» **Work instructions**
Write out the full set of records below exactly.
--- start of Data for the task ---
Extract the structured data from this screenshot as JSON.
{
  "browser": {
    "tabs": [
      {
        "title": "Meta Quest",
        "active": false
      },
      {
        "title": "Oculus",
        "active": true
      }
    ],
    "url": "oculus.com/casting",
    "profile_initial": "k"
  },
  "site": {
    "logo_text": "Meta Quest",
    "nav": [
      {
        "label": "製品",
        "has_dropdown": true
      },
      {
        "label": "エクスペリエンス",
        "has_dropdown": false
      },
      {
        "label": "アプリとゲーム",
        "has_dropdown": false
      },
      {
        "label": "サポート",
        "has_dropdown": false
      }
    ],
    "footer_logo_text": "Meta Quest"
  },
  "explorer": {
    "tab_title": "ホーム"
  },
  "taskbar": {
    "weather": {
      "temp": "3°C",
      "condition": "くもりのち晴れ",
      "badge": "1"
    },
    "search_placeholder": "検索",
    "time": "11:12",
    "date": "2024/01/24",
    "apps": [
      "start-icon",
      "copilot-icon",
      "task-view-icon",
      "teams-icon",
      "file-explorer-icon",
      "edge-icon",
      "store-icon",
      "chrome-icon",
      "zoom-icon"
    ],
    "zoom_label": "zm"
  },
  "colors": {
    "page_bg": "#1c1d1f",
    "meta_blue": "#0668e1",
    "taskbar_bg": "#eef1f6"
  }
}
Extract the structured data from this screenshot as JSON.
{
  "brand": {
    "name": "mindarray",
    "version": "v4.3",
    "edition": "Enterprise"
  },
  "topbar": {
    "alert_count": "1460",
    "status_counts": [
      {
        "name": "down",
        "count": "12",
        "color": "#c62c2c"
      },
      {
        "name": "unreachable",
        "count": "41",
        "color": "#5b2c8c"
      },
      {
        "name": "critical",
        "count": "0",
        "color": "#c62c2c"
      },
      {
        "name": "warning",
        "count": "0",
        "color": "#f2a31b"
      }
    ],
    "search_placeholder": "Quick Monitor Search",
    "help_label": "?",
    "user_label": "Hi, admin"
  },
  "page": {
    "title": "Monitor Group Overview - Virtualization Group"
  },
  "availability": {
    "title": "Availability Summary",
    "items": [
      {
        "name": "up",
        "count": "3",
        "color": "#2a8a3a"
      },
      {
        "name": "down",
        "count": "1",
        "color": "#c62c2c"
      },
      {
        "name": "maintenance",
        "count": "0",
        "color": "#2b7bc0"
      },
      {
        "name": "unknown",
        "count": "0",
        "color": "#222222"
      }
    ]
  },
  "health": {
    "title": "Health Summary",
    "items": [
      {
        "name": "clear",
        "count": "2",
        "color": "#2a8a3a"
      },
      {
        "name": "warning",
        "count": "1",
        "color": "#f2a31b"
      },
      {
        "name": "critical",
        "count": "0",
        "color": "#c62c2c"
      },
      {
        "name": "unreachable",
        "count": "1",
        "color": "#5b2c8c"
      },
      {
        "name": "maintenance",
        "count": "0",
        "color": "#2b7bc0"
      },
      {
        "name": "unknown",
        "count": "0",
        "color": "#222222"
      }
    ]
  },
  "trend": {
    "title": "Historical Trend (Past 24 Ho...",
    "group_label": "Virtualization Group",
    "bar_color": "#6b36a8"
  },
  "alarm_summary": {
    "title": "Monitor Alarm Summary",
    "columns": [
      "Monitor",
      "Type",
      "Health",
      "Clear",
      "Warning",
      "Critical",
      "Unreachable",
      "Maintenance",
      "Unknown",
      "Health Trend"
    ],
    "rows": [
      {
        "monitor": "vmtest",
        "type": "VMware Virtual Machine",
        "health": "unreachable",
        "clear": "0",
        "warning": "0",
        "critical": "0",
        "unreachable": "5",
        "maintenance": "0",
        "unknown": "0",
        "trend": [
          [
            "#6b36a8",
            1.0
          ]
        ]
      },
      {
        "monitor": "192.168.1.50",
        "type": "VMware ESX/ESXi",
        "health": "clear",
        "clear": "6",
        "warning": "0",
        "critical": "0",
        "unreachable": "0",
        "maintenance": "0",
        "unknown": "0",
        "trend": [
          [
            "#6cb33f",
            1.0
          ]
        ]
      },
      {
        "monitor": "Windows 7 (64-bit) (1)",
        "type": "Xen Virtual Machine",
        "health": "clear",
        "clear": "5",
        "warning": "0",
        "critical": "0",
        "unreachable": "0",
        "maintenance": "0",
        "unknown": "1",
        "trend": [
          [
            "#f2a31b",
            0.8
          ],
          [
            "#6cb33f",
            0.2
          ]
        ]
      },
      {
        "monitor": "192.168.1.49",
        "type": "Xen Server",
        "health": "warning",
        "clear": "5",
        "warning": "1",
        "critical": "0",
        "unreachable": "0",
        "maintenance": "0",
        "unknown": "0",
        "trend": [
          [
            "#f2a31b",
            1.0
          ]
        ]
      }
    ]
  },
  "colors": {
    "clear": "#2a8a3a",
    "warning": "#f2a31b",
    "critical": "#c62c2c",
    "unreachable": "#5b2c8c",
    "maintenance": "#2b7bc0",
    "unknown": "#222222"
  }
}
--- end of Data for the task ---
» **Task result**
Extract the structured data from this screenshot as JSON.
{
  "browser": {
    "tabs": [
      {
        "title": "Meta Quest",
        "active": false
      },
      {
        "title": "Oculus",
        "active": true
      }
    ],
    "url": "oculus.com/casting",
    "profile_initial": "k"
  },
  "site": {
    "logo_text": "Meta Quest",
    "nav": [
      {
        "label": "製品",
        "has_dropdown": true
      },
      {
        "label": "エクスペリエンス",
        "has_dropdown": false
      },
      {
        "label": "アプリとゲーム",
        "has_dropdown": false
      },
      {
        "label": "サポート",
        "has_dropdown": false
      }
    ],
    "footer_logo_text": "Meta Quest"
  },
  "explorer": {
    "tab_title": "ホーム"
  },
  "taskbar": {
    "weather": {
      "temp": "3°C",
      "condition": "くもりのち晴れ",
      "badge": "1"
    },
    "search_placeholder": "検索",
    "time": "11:12",
    "date": "2024/01/24",
    "apps": [
      "start-icon",
      "copilot-icon",
      "task-view-icon",
      "teams-icon",
      "file-explorer-icon",
      "edge-icon",
      "store-icon",
      "chrome-icon",
      "zoom-icon"
    ],
    "zoom_label": "zm"
  },
  "colors": {
    "page_bg": "#1c1d1f",
    "meta_blue": "#0668e1",
    "taskbar_bg": "#eef1f6"
  }
}
Extract the structured data from this screenshot as JSON.
{
  "brand": {
    "name": "mindarray",
    "version": "v4.3",
    "edition": "Enterprise"
  },
  "topbar": {
    "alert_count": "1460",
    "status_counts": [
      {
        "name": "down",
        "count": "12",
        "color": "#c62c2c"
      },
      {
        "name": "unreachable",
        "count": "41",
        "color": "#5b2c8c"
      },
      {
        "name": "critical",
        "count": "0",
        "color": "#c62c2c"
      },
      {
        "name": "warning",
        "count": "0",
        "color": "#f2a31b"
      }
    ],
    "search_placeholder": "Quick Monitor Search",
    "help_label": "?",
    "user_label": "Hi, admin"
  },
  "page": {
    "title": "Monitor Group Overview - Virtualization Group"
  },
  "availability": {
    "title": "Availability Summary",
    "items": [
      {
        "name": "up",
        "count": "3",
        "color": "#2a8a3a"
      },
      {
        "name": "down",
        "count": "1",
        "color": "#c62c2c"
      },
      {
        "name": "maintenance",
        "count": "0",
        "color": "#2b7bc0"
      },
      {
        "name": "unknown",
        "count": "0",
        "color": "#222222"
      }
    ]
  },
  "health": {
    "title": "Health Summary",
    "items": [
      {
        "name": "clear",
        "count": "2",
        "color": "#2a8a3a"
      },
      {
        "name": "warning",
        "count": "1",
        "color": "#f2a31b"
      },
      {
        "name": "critical",
        "count": "0",
        "color": "#c62c2c"
      },
      {
        "name": "unreachable",
        "count": "1",
        "color": "#5b2c8c"
      },
      {
        "name": "maintenance",
        "count": "0",
        "color": "#2b7bc0"
      },
      {
        "name": "unknown",
        "count": "0",
        "color": "#222222"
      }
    ]
  },
  "trend": {
    "title": "Historical Trend (Past 24 Ho...",
    "group_label": "Virtualization Group",
    "bar_color": "#6b36a8"
  },
  "alarm_summary": {
    "title": "Monitor Alarm Summary",
    "columns": [
      "Monitor",
      "Type",
      "Health",
      "Clear",
      "Warning",
      "Critical",
      "Unreachable",
      "Maintenance",
      "Unknown",
      "Health Trend"
    ],
    "rows": [
      {
        "monitor": "vmtest",
        "type": "VMware Virtual Machine",
        "health": "unreachable",
        "clear": "0",
        "warning": "0",
        "critical": "0",
        "unreachable": "5",
        "maintenance": "0",
        "unknown": "0",
        "trend": [
          [
            "#6b36a8",
            1.0
          ]
        ]
      },
      {
        "monitor": "192.168.1.50",
        "type": "VMware ESX/ESXi",
        "health": "clear",
        "clear": "6",
        "warning": "0",
        "critical": "0",
        "unreachable": "0",
        "maintenance": "0",
        "unknown": "0",
        "trend": [
          [
            "#6cb33f",
            1.0
          ]
        ]
      },
      {
        "monitor": "Windows 7 (64-bit) (1)",
        "type": "Xen Virtual Machine",
        "health": "clear",
        "clear": "5",
        "warning": "0",
        "critical": "0",
        "unreachable": "0",
        "maintenance": "0",
        "unknown": "1",
        "trend": [
          [
            "#f2a31b",
            0.8
          ],
          [
            "#6cb33f",
            0.2
          ]
        ]
      },
      {
        "monitor": "192.168.1.49",
        "type": "Xen Server",
        "health": "warning",
        "clear": "5",
        "warning": "1",
        "critical": "0",
        "unreachable": "0",
        "maintenance": "0",
        "unknown": "0",
        "trend": [
          [
            "#f2a31b",
            1.0
          ]
        ]
      }
    ]
  },
  "colors": {
    "clear": "#2a8a3a",
    "warning": "#f2a31b",
    "critical": "#c62c2c",
    "unreachable": "#5b2c8c",
    "maintenance": "#2b7bc0",
    "unknown": "#222222"
  }
}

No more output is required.